#### Data rows

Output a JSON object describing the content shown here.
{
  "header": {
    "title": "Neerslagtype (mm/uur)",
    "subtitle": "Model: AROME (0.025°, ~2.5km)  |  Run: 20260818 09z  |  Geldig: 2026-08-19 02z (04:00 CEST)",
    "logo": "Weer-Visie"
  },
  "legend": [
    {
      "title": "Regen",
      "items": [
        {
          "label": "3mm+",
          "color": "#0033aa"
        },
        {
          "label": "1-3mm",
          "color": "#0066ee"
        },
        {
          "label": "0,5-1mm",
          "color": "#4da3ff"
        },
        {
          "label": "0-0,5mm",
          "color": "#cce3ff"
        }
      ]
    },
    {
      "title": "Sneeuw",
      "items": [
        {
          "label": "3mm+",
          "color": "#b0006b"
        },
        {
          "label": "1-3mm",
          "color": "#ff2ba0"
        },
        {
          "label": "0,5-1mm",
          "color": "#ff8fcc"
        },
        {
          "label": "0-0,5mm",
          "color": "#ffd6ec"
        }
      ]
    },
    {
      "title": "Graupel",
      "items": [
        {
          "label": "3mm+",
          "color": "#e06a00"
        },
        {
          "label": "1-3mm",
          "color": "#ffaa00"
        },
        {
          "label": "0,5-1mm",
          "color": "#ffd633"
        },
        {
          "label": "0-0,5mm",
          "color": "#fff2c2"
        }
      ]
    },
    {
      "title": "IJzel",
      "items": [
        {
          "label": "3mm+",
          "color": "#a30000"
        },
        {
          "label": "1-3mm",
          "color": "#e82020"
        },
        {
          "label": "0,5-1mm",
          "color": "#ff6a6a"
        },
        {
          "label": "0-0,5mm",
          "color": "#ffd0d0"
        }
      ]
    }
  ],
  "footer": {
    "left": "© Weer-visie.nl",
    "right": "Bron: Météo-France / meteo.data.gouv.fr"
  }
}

########

What you will do> All entries shown above should be printed again exactly.

Exercise result>
Output a JSON object describing the content shown here.
{
  "header": {
    "title": "Neerslagtype (mm/uur)",
    "subtitle": "Model: AROME (0.025°, ~2.5km)  |  Run: 20260818 09z  |  Geldig: 2026-08-19 02z (04:00 CEST)",
    "logo": "Weer-Visie"
  },
  "legend": [
    {
      "title": "Regen",
      "items": [
        {
          "label": "3mm+",
          "color": "#0033aa"
        },
        {
          "label": "1-3mm",
          "color": "#0066ee"
        },
        {
          "label": "0,5-1mm",
          "color": "#4da3ff"
        },
        {
          "label": "0-0,5mm",
          "color": "#cce3ff"
        }
      ]
    },
    {
      "title": "Sneeuw",
      "items": [
        {
          "label": "3mm+",
          "color": "#b0006b"
        },
        {
          "label": "1-3mm",
          "color": "#ff2ba0"
        },
        {
          "label": "0,5-1mm",
          "color": "#ff8fcc"
        },
        {
          "label": "0-0,5mm",
          "color": "#ffd6ec"
        }
      ]
    },
    {
      "title": "Graupel",
      "items": [
        {
          "label": "3mm+",
          "color": "#e06a00"
        },
        {
          "label": "1-3mm",
          "color": "#ffaa00"
        },
        {
          "label": "0,5-1mm",
          "color": "#ffd633"
        },
        {
          "label": "0-0,5mm",
          "color": "#fff2c2"
        }
      ]
    },
    {
      "title": "IJzel",
      "items": [
        {
          "label": "3mm+",
          "color": "#a30000"
        },
        {
          "label": "1-3mm",
          "color": "#e82020"
        },
        {
          "label": "0,5-1mm",
          "color": "#ff6a6a"
        },
        {
          "label": "0-0,5mm",
          "color": "#ffd0d0"
        }
      ]
    }
  ],
  "footer": {
    "left": "© Weer-visie.nl",
    "right": "Bron: Météo-France / meteo.data.gouv.fr"
  }
}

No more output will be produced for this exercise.